Print all entries precisely as they are written.

• • •

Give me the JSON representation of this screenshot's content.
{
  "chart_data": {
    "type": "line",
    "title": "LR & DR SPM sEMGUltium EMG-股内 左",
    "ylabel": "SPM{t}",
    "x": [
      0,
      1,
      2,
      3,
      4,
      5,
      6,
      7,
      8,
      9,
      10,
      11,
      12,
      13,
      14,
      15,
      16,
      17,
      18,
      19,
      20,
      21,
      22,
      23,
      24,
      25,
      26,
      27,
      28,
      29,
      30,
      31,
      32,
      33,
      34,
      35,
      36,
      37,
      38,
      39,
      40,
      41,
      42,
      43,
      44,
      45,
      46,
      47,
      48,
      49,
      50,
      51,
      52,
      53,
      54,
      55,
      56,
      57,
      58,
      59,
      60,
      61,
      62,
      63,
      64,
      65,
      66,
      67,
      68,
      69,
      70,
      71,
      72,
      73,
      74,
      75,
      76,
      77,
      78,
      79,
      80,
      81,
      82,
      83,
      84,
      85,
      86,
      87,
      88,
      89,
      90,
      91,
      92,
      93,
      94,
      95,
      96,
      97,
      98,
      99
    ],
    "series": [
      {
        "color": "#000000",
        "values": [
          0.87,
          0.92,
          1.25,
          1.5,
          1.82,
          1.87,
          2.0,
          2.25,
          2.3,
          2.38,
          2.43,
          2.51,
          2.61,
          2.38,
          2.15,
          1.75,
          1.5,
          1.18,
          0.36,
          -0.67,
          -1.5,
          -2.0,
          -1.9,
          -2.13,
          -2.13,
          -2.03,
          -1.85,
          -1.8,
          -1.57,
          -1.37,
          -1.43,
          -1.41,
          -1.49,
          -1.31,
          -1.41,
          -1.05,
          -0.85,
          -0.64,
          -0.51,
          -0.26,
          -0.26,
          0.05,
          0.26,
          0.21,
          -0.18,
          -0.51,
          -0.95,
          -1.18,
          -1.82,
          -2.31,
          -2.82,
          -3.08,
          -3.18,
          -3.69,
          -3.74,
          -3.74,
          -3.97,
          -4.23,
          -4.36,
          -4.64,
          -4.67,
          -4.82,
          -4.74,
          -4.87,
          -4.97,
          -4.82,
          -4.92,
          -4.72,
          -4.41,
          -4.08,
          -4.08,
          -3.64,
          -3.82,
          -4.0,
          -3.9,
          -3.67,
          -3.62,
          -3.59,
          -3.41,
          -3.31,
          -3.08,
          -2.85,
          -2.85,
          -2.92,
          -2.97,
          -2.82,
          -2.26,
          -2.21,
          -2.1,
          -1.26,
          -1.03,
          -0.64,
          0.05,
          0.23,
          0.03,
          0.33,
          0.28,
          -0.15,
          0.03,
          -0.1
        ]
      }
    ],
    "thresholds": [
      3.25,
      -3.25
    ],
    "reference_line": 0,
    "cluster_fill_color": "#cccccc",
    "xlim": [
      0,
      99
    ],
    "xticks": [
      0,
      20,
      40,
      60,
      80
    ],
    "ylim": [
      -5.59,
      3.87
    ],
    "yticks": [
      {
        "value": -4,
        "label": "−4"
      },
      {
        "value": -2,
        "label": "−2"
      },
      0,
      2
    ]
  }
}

• • •

Output below:
Give me the JSON representation of this screenshot's content.
{
  "chart_data": {
    "type": "line",
    "title": "LR & DR SPM sEMGUltium EMG-股内 左",
    "ylabel": "SPM{t}",
    "x": [
      0,
      1,
      2,
      3,
      4,
      5,
      6,
      7,
      8,
      9,
      10,
      11,
      12,
      13,
      14,
      15,
      16,
      17,
      18,
      19,
      20,
      21,
      22,
      23,
      24,
      25,
      26,
      27,
      28,
      29,
      30,
      31,
      32,
      33,
      34,
      35,
      36,
      37,
      38,
      39,
      40,
      41,
      42,
      43,
      44,
      45,
      46,
      47,
      48,
      49,
      50,
      51,
      52,
      53,
      54,
      55,
      56,
      57,
      58,
      59,
      60,
      61,
      62,
      63,
      64,
      65,
      66,
      67,
      68,
      69,
      70,
      71,
      72,
      73,
      74,
      75,
      76,
      77,
      78,
      79,
      80,
      81,
      82,
      83,
      84,
      85,
      86,
      87,
      88,
      89,
      90,
      91,
      92,
      93,
      94,
      95,
      96,
      97,
      98,
      99
    ],
    "series": [
      {
        "color": "#000000",
        "values": [
          0.87,
          0.92,
          1.25,
          1.5,
          1.82,
          1.87,
          2.0,
          2.25,
          2.3,
          2.38,
          2.43,
          2.51,
          2.61,
          2.38,
          2.15,
          1.75,
          1.5,
          1.18,
          0.36,
          -0.67,
          -1.5,
          -2.0,
          -1.9,
          -2.13,
          -2.13,
          -2.03,
          -1.85,
          -1.8,
          -1.57,
          -1.37,
          -1.43,
          -1.41,
          -1.49,
          -1.31,
          -1.41,
          -1.05,
          -0.85,
          -0.64,
          -0.51,
          -0.26,
          -0.26,
          0.05,
          0.26,
          0.21,
          -0.18,
          -0.51,
          -0.95,
          -1.18,
          -1.82,
          -2.31,
          -2.82,
          -3.08,
          -3.18,
          -3.69,
          -3.74,
          -3.74,
          -3.97,
          -4.23,
          -4.36,
          -4.64,
          -4.67,
          -4.82,
          -4.74,
          -4.87,
          -4.97,
          -4.82,
          -4.92,
          -4.72,
          -4.41,
          -4.08,
          -4.08,
          -3.64,
          -3.82,
          -4.0,
          -3.9,
          -3.67,
          -3.62,
          -3.59,
          -3.41,
          -3.31,
          -3.08,
          -2.85,
          -2.85,
          -2.92,
          -2.97,
          -2.82,
          -2.26,
          -2.21,
          -2.1,
          -1.26,
          -1.03,
          -0.64,
          0.05,
          0.23,
          0.03,
          0.33,
          0.28,
          -0.15,
          0.03,
          -0.1
        ]
      }
    ],
    "thresholds": [
      3.25,
      -3.25
    ],
    "reference_line": 0,
    "cluster_fill_color": "#cccccc",
    "xlim": [
      0,
      99
    ],
    "xticks": [
      0,
      20,
      40,
      60,
      80
    ],
    "ylim": [
      -5.59,
      3.87
    ],
    "yticks": [
      {
        "value": -4,
        "label": "−4"
      },
      {
        "value": -2,
        "label": "−2"
      },
      0,
      2
    ]
  }
}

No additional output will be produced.